*Do this*
Below are records to be output exactly, every one of them.

-------- Recorded data --------

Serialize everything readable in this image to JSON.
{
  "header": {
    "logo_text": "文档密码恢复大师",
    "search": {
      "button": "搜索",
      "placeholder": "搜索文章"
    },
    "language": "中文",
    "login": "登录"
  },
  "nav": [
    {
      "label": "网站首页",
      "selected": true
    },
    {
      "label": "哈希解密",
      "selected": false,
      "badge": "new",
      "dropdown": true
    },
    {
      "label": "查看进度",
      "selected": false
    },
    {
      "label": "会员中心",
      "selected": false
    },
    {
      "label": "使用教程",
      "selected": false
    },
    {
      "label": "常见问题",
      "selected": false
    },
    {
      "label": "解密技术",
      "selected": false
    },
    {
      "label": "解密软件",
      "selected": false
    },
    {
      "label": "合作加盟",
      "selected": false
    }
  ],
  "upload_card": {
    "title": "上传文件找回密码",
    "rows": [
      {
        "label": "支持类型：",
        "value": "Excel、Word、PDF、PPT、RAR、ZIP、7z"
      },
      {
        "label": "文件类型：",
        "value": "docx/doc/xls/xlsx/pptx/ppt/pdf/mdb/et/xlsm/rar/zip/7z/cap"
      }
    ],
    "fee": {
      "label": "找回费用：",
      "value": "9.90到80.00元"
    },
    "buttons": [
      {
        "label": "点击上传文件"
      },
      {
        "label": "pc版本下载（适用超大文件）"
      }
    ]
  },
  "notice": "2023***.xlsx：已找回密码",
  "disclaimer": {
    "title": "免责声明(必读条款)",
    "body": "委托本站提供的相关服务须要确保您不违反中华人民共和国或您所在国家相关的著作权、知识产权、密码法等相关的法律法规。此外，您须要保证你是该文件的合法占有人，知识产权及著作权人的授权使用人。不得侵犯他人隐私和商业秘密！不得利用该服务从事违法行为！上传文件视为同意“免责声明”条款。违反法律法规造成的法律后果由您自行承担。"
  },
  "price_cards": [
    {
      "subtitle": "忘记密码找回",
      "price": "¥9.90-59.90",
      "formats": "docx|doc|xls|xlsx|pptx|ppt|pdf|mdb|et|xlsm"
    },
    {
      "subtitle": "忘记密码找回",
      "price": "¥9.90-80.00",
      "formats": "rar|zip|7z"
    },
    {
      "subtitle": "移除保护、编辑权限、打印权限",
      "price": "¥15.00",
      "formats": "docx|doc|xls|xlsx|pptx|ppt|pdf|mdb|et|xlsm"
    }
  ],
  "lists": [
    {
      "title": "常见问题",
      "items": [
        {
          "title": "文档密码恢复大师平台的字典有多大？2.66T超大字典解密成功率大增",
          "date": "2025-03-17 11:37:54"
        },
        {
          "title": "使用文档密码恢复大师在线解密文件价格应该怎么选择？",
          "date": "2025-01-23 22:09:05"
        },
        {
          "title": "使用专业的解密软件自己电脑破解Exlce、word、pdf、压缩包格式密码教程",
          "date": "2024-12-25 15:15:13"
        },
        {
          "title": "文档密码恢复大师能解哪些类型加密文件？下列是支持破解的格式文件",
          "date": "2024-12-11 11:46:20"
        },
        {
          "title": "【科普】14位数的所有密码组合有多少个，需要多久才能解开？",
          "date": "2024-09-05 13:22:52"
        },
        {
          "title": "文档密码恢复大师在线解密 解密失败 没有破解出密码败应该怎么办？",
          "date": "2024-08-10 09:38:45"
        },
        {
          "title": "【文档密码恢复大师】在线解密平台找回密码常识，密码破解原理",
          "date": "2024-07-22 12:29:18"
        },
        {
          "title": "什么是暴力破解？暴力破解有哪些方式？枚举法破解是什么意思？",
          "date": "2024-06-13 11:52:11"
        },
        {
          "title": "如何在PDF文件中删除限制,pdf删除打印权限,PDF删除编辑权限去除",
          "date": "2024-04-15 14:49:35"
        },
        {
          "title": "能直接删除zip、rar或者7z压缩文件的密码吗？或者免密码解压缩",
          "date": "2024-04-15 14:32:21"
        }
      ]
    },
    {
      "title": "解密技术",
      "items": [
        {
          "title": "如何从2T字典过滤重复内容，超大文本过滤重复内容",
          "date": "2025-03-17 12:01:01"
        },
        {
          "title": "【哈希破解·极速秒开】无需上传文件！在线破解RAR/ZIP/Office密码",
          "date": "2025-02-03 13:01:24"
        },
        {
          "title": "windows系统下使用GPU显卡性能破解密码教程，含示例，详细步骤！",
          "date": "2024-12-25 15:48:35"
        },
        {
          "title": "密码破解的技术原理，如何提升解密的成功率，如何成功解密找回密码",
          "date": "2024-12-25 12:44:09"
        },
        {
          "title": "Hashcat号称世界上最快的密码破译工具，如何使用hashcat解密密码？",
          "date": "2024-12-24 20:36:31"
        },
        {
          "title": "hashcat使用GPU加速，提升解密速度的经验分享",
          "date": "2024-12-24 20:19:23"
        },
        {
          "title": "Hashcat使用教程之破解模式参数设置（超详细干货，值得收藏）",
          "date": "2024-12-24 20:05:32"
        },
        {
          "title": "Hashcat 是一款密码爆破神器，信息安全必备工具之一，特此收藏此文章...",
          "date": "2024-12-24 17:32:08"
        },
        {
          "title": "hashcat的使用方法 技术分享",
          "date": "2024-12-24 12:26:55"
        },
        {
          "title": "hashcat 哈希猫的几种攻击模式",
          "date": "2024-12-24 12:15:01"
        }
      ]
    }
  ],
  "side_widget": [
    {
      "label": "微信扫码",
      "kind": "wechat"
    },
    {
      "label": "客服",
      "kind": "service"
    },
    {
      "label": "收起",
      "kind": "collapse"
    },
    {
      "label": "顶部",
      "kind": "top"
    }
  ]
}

--------

*Full response*
Serialize everything readable in this image to JSON.
{
  "header": {
    "logo_text": "文档密码恢复大师",
    "search": {
      "button": "搜索",
      "placeholder": "搜索文章"
    },
    "language": "中文",
    "login": "登录"
  },
  "nav": [
    {
      "label": "网站首页",
      "selected": true
    },
    {
      "label": "哈希解密",
      "selected": false,
      "badge": "new",
      "dropdown": true
    },
    {
      "label": "查看进度",
      "selected": false
    },
    {
      "label": "会员中心",
      "selected": false
    },
    {
      "label": "使用教程",
      "selected": false
    },
    {
      "label": "常见问题",
      "selected": false
    },
    {
      "label": "解密技术",
      "selected": false
    },
    {
      "label": "解密软件",
      "selected": false
    },
    {
      "label": "合作加盟",
      "selected": false
    }
  ],
  "upload_card": {
    "title": "上传文件找回密码",
    "rows": [
      {
        "label": "支持类型：",
        "value": "Excel、Word、PDF、PPT、RAR、ZIP、7z"
      },
      {
        "label": "文件类型：",
        "value": "docx/doc/xls/xlsx/pptx/ppt/pdf/mdb/et/xlsm/rar/zip/7z/cap"
      }
    ],
    "fee": {
      "label": "找回费用：",
      "value": "9.90到80.00元"
    },
    "buttons": [
      {
        "label": "点击上传文件"
      },
      {
        "label": "pc版本下载（适用超大文件）"
      }
    ]
  },
  "notice": "2023***.xlsx：已找回密码",
  "disclaimer": {
    "title": "免责声明(必读条款)",
    "body": "委托本站提供的相关服务须要确保您不违反中华人民共和国或您所在国家相关的著作权、知识产权、密码法等相关的法律法规。此外，您须要保证你是该文件的合法占有人，知识产权及著作权人的授权使用人。不得侵犯他人隐私和商业秘密！不得利用该服务从事违法行为！上传文件视为同意“免责声明”条款。违反法律法规造成的法律后果由您自行承担。"
  },
  "price_cards": [
    {
      "subtitle": "忘记密码找回",
      "price": "¥9.90-59.90",
      "formats": "docx|doc|xls|xlsx|pptx|ppt|pdf|mdb|et|xlsm"
    },
    {
      "subtitle": "忘记密码找回",
      "price": "¥9.90-80.00",
      "formats": "rar|zip|7z"
    },
    {
      "subtitle": "移除保护、编辑权限、打印权限",
      "price": "¥15.00",
      "formats": "docx|doc|xls|xlsx|pptx|ppt|pdf|mdb|et|xlsm"
    }
  ],
  "lists": [
    {
      "title": "常见问题",
      "items": [
        {
          "title": "文档密码恢复大师平台的字典有多大？2.66T超大字典解密成功率大增",
          "date": "2025-03-17 11:37:54"
        },
        {
          "title": "使用文档密码恢复大师在线解密文件价格应该怎么选择？",
          "date": "2025-01-23 22:09:05"
        },
        {
          "title": "使用专业的解密软件自己电脑破解Exlce、word、pdf、压缩包格式密码教程",
          "date": "2024-12-25 15:15:13"
        },
        {
          "title": "文档密码恢复大师能解哪些类型加密文件？下列是支持破解的格式文件",
          "date": "2024-12-11 11:46:20"
        },
        {
          "title": "【科普】14位数的所有密码组合有多少个，需要多久才能解开？",
          "date": "2024-09-05 13:22:52"
        },
        {
          "title": "文档密码恢复大师在线解密 解密失败 没有破解出密码败应该怎么办？",
          "date": "2024-08-10 09:38:45"
        },
        {
          "title": "【文档密码恢复大师】在线解密平台找回密码常识，密码破解原理",
          "date": "2024-07-22 12:29:18"
        },
        {
          "title": "什么是暴力破解？暴力破解有哪些方式？枚举法破解是什么意思？",
          "date": "2024-06-13 11:52:11"
        },
        {
          "title": "如何在PDF文件中删除限制,pdf删除打印权限,PDF删除编辑权限去除",
          "date": "2024-04-15 14:49:35"
        },
        {
          "title": "能直接删除zip、rar或者7z压缩文件的密码吗？或者免密码解压缩",
          "date": "2024-04-15 14:32:21"
        }
      ]
    },
    {
      "title": "解密技术",
      "items": [
        {
          "title": "如何从2T字典过滤重复内容，超大文本过滤重复内容",
          "date": "2025-03-17 12:01:01"
        },
        {
          "title": "【哈希破解·极速秒开】无需上传文件！在线破解RAR/ZIP/Office密码",
          "date": "2025-02-03 13:01:24"
        },
        {
          "title": "windows系统下使用GPU显卡性能破解密码教程，含示例，详细步骤！",
          "date": "2024-12-25 15:48:35"
        },
        {
          "title": "密码破解的技术原理，如何提升解密的成功率，如何成功解密找回密码",
          "date": "2024-12-25 12:44:09"
        },
        {
          "title": "Hashcat号称世界上最快的密码破译工具，如何使用hashcat解密密码？",
          "date": "2024-12-24 20:36:31"
        },
        {
          "title": "hashcat使用GPU加速，提升解密速度的经验分享",
          "date": "2024-12-24 20:19:23"
        },
        {
          "title": "Hashcat使用教程之破解模式参数设置（超详细干货，值得收藏）",
          "date": "2024-12-24 20:05:32"
        },
        {
          "title": "Hashcat 是一款密码爆破神器，信息安全必备工具之一，特此收藏此文章...",
          "date": "2024-12-24 17:32:08"
        },
        {
          "title": "hashcat的使用方法 技术分享",
          "date": "2024-12-24 12:26:55"
        },
        {
          "title": "hashcat 哈希猫的几种攻击模式",
          "date": "2024-12-24 12:15:01"
        }
      ]
    }
  ],
  "side_widget": [
    {
      "label": "微信扫码",
      "kind": "wechat"
    },
    {
      "label": "客服",
      "kind": "service"
    },
    {
      "label": "收起",
      "kind": "collapse"
    },
    {
      "label": "顶部",
      "kind": "top"
    }
  ]
}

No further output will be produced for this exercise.